Select from the data all lines with the word "SJSA".
— START OF DATA EXCERPTS —
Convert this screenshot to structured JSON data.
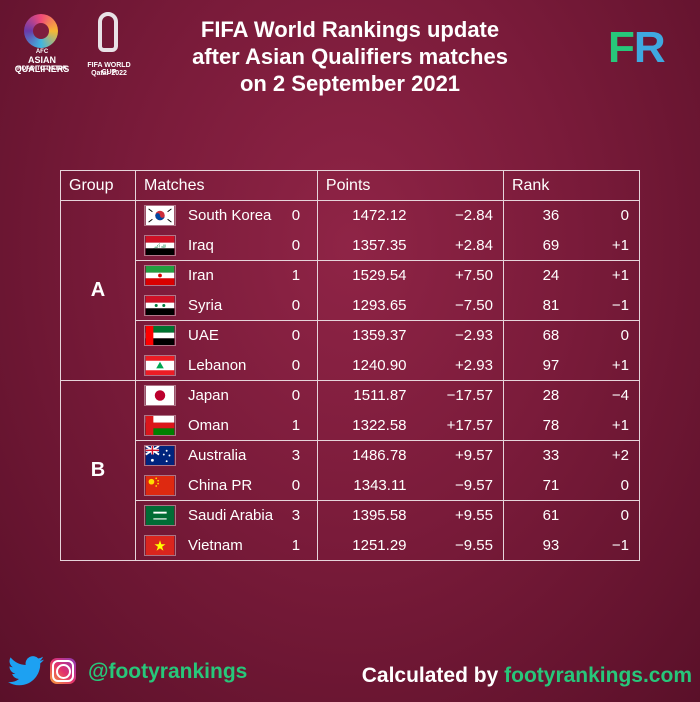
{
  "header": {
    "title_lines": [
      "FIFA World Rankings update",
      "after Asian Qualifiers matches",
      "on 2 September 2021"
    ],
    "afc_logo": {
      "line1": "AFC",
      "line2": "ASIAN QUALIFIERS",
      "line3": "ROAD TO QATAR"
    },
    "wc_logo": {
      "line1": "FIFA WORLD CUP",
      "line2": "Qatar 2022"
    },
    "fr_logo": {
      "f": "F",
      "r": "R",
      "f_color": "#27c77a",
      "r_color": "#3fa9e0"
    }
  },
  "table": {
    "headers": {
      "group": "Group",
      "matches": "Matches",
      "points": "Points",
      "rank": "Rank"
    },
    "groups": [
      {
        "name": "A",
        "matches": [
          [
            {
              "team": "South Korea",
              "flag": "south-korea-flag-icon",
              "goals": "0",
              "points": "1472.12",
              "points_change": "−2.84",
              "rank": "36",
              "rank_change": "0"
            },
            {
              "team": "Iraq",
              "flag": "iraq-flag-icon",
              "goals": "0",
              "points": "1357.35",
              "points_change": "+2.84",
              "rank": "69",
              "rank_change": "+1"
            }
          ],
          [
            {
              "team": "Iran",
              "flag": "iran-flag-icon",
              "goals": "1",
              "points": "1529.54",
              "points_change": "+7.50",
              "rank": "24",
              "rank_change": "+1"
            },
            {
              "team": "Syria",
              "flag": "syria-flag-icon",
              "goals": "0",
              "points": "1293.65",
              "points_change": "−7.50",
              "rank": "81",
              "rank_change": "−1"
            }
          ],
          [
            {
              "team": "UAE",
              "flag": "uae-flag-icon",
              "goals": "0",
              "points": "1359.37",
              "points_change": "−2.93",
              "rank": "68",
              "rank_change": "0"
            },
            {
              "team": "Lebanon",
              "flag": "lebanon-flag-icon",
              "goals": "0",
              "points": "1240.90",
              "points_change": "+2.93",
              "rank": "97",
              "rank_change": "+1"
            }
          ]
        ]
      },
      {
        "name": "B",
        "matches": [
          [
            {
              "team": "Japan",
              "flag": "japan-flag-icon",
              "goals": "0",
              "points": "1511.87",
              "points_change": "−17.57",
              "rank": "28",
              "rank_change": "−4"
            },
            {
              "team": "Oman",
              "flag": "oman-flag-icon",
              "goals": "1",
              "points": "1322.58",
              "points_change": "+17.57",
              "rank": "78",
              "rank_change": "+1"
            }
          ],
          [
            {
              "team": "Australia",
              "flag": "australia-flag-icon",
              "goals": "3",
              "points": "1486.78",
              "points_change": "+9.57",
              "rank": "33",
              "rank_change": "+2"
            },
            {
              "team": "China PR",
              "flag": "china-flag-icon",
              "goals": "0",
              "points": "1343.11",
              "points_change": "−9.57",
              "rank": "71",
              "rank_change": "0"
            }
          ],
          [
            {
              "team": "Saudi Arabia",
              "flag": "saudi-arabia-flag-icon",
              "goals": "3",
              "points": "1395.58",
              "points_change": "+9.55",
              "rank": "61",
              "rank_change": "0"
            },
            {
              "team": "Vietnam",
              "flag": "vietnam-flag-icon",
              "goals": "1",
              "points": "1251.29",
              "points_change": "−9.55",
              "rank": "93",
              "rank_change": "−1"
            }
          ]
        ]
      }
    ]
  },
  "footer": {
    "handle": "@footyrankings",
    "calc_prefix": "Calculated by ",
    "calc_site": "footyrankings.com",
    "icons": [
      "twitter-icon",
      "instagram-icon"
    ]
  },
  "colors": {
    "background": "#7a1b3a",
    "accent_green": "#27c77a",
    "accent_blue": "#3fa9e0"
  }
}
— END OF DATA EXCERPTS —
— START OF DATA EXCERPTS —
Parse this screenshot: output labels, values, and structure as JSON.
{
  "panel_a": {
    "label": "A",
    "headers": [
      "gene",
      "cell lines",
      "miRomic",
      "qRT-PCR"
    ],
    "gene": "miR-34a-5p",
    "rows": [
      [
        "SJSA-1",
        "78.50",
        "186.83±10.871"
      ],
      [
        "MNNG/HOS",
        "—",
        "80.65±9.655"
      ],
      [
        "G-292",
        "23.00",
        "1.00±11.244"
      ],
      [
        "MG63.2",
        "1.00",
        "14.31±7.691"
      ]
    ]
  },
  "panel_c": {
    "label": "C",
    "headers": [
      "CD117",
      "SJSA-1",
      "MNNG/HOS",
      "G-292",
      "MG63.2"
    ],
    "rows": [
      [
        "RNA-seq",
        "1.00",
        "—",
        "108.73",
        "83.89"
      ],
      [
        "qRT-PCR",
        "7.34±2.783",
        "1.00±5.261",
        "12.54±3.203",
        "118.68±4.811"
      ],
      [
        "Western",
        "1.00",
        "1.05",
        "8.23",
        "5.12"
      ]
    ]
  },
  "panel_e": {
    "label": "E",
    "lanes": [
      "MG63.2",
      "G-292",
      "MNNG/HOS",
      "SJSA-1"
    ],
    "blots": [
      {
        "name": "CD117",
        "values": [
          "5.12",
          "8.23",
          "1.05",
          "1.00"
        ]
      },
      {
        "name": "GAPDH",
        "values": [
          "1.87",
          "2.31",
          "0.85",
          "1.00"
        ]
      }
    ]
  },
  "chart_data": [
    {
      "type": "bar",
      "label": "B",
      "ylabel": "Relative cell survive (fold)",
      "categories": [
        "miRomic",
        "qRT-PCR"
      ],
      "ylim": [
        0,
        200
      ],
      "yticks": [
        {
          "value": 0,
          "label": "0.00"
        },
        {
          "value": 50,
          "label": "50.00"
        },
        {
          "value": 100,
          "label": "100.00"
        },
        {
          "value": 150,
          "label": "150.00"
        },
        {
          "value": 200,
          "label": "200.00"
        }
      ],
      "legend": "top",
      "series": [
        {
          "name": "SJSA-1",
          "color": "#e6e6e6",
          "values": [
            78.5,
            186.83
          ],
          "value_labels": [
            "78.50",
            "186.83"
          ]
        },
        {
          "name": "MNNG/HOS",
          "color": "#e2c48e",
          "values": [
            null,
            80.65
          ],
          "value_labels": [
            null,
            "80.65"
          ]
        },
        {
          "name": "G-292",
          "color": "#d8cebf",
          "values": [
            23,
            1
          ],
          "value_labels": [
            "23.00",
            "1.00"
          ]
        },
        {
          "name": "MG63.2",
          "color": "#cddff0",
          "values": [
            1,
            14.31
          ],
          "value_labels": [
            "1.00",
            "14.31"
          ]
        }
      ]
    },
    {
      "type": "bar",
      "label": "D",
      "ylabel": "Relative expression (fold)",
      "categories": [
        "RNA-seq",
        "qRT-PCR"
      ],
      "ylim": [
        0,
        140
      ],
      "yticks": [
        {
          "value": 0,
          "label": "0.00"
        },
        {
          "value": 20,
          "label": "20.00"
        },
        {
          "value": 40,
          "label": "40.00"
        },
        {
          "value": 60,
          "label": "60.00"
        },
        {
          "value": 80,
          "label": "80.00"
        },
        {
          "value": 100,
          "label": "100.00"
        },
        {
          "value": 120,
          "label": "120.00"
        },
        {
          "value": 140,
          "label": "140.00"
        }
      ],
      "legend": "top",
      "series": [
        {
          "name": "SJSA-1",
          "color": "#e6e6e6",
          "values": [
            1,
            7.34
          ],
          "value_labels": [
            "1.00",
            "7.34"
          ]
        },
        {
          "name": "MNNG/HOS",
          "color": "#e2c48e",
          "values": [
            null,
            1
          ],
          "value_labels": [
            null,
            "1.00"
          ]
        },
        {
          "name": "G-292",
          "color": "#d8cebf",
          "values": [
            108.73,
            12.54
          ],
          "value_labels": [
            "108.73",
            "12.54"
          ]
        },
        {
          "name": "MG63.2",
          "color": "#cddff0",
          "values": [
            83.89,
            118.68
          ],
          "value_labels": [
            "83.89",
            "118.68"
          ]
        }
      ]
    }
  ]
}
— END OF DATA EXCERPTS —
SOLUTION FOR THIS EXERCISE:
        "SJSA-1",
      "SJSA-1",
      "SJSA-1"
          "name": "SJSA-1",
          "name": "SJSA-1",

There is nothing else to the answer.